__Instructions to follow__:
Put everything below from the line containing "wireframe-modes-dropdown[interactable]: None <box>388" down to the line containing "effects-dropdown[interactable] <box>471 25", both included, into a Markdown table. Use a Row column that numbers each row and an Entry column that holds the line, and leave out any blank lines.
▬▬▬
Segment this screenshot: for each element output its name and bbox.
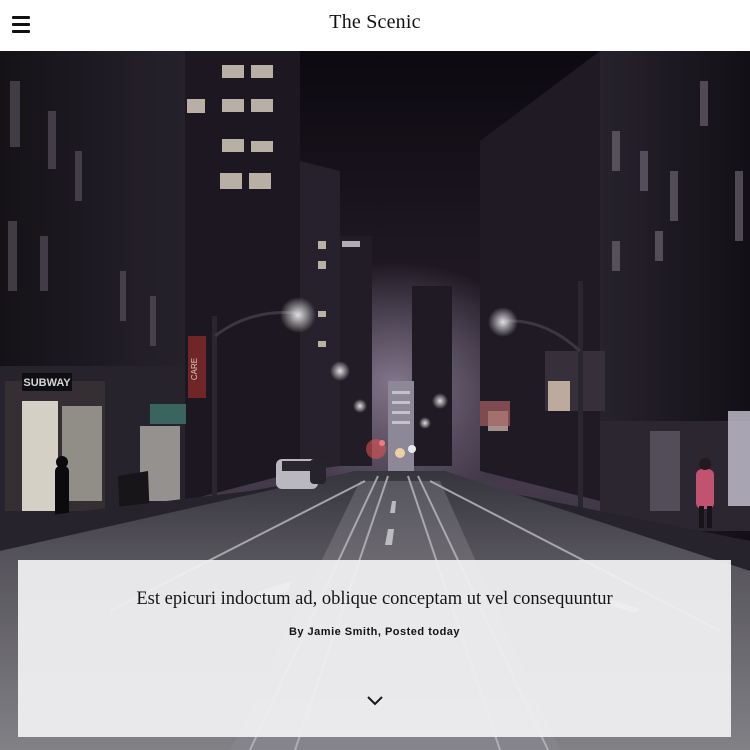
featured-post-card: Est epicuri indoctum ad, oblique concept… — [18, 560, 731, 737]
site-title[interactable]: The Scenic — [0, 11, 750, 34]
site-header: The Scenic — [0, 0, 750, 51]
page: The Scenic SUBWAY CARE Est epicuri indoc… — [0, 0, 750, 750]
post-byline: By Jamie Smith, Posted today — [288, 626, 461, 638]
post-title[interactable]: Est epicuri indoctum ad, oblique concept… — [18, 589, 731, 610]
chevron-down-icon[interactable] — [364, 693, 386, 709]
▬▬▬
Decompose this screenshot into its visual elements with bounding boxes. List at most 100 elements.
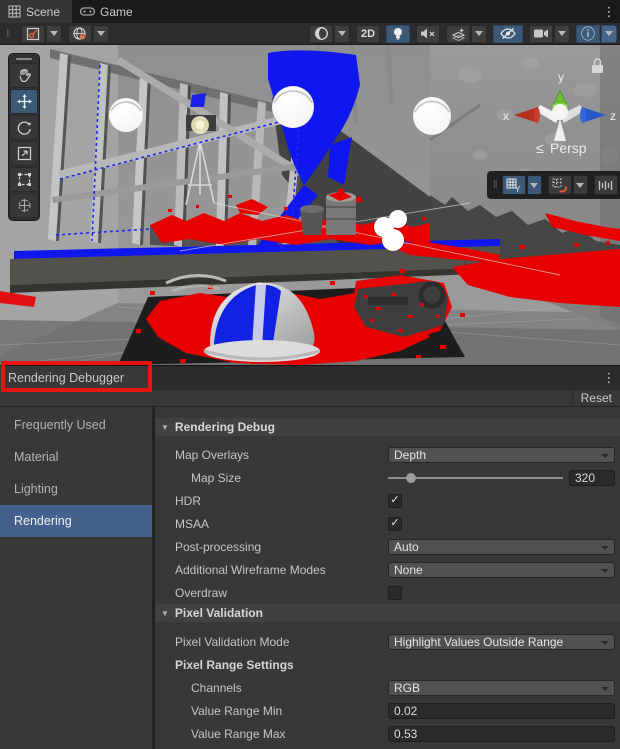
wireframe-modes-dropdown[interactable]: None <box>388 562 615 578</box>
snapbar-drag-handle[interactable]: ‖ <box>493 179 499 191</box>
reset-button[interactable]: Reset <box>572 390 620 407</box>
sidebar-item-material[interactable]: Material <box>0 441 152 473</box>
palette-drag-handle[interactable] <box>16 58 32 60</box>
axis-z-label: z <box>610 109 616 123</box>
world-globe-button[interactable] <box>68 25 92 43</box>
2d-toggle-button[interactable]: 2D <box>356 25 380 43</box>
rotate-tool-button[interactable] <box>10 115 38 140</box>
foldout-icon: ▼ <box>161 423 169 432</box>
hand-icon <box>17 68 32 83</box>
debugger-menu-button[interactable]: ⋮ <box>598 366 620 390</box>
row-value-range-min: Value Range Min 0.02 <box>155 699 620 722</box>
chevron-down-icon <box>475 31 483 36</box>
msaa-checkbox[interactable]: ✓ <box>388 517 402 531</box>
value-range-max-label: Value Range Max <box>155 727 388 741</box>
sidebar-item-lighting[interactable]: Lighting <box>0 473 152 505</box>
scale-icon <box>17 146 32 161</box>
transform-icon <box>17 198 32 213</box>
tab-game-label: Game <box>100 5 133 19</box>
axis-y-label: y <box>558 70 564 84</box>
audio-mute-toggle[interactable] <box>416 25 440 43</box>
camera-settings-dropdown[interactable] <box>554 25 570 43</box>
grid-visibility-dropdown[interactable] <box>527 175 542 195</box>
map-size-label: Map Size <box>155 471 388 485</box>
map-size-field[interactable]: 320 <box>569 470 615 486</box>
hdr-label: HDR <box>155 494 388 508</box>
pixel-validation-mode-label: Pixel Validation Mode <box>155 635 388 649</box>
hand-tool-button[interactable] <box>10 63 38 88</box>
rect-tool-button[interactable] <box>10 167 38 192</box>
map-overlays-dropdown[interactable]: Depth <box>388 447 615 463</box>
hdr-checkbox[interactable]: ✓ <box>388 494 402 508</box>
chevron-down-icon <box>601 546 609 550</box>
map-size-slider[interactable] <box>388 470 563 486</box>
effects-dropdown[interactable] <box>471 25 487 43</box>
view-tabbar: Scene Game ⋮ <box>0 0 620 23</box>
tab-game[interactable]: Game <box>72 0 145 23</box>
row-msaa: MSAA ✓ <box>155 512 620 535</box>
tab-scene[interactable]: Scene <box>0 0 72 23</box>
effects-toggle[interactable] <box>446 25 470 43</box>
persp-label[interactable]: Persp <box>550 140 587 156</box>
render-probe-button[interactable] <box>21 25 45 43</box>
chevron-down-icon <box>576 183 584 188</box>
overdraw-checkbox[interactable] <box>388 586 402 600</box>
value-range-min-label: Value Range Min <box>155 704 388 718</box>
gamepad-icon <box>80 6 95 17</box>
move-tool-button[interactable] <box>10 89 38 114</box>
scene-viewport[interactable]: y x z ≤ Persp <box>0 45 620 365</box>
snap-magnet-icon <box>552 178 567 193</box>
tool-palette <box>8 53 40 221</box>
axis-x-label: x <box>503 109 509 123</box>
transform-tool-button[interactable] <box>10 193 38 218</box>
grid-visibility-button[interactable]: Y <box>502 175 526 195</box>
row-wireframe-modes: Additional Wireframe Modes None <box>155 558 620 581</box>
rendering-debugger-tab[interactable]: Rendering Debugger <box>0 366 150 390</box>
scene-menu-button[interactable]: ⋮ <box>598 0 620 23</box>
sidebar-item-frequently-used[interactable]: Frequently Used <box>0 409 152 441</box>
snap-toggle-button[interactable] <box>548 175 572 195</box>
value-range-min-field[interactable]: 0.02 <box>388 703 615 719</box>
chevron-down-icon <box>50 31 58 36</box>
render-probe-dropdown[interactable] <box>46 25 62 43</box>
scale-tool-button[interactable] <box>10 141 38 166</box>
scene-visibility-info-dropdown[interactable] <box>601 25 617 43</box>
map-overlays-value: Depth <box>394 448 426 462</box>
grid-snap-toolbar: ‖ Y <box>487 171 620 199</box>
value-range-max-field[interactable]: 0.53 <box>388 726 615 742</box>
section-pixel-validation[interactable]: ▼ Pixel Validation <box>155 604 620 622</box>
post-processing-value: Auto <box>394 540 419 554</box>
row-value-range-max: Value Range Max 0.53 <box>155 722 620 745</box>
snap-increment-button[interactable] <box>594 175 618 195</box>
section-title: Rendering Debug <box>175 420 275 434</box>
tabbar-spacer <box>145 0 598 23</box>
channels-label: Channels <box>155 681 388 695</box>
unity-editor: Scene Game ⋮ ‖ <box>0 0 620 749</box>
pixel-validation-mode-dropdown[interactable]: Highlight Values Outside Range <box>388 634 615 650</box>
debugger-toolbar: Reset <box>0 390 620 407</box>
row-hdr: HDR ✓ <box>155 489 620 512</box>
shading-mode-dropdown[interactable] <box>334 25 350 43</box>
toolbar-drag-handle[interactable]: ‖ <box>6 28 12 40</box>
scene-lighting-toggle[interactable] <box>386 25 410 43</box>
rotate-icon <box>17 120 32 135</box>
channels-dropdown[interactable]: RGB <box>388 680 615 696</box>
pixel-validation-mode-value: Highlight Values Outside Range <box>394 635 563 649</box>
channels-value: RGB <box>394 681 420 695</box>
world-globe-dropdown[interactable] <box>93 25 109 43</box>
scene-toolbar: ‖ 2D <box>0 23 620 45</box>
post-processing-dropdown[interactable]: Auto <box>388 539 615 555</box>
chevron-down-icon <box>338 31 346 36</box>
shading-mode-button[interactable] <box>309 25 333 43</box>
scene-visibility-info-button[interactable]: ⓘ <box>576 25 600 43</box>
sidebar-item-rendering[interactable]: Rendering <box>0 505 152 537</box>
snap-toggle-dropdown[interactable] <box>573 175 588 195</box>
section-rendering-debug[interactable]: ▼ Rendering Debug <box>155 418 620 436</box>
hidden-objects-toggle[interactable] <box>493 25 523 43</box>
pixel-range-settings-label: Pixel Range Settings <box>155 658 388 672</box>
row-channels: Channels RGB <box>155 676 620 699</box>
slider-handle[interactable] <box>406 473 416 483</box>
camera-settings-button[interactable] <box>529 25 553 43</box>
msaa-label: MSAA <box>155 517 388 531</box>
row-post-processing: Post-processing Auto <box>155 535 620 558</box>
▬▬▬
__Solution to this task__:
| Row | Entry |
|---|---|
| 1 | wireframe-modes-dropdown[interactable]: None <box>388 562 615 578</box> |
| 2 | snapbar-drag-handle[interactable]: ‖ <box>493 179 499 191</box> |
| 3 | reset-button[interactable]: Reset <box>572 390 620 407</box> |
| 4 | sidebar-item-material[interactable]: Material <box>0 441 152 473</box> |
| 5 | palette-drag-handle[interactable] <box>16 58 32 60</box> |
| 6 | axis-z-label: z <box>610 109 616 123</box> |
| 7 | world-globe-button[interactable] <box>68 25 92 43</box> |
| 8 | 2d-toggle-button[interactable]: 2D <box>356 25 380 43</box> |
| 9 | rotate-tool-button[interactable] <box>10 115 38 140</box> |
| 10 | foldout-icon: ▼ <box>161 423 169 432</box> |
| 11 | hand-icon <box>17 68 32 83</box> |
| 12 | debugger-menu-button[interactable]: ⋮ <box>598 366 620 390</box> |
| 13 | row-value-range-min: Value Range Min 0.02 <box>155 699 620 722</box> |
| 14 | chevron-down-icon <box>475 31 483 36</box> |
| 15 | msaa-checkbox[interactable]: ✓ <box>388 517 402 531</box> |
| 16 | value-range-max-label: Value Range Max <box>155 727 388 741</box> |
| 17 | sidebar-item-lighting[interactable]: Lighting <box>0 473 152 505</box> |
| 18 | scale-icon <box>17 146 32 161</box> |
| 19 | transform-icon <box>17 198 32 213</box> |
| 20 | tab-game-label: Game <box>100 5 133 19</box> |
| 21 | axis-y-label: y <box>558 70 564 84</box> |
| 22 | audio-mute-toggle[interactable] <box>416 25 440 43</box> |
| 23 | camera-settings-dropdown[interactable] <box>554 25 570 43</box> |
| 24 | grid-visibility-dropdown[interactable] <box>527 175 542 195</box> |
| 25 | map-size-label: Map Size <box>155 471 388 485</box> |
| 26 | map-size-field[interactable]: 320 <box>569 470 615 486</box> |
| 27 | hdr-label: HDR <box>155 494 388 508</box> |
| 28 | pixel-validation-mode-label: Pixel Validation Mode <box>155 635 388 649</box> |
| 29 | hand-tool-button[interactable] <box>10 63 38 88</box> |
| 30 | rect-tool-button[interactable] <box>10 167 38 192</box> |
| 31 | map-overlays-dropdown[interactable]: Depth <box>388 447 615 463</box> |
| 32 | hdr-checkbox[interactable]: ✓ <box>388 494 402 508</box> |
| 33 | chevron-down-icon <box>601 546 609 550</box> |
| 34 | map-size-slider[interactable] <box>388 470 563 486</box> |
| 35 | effects-dropdown[interactable] <box>471 25 487 43</box> |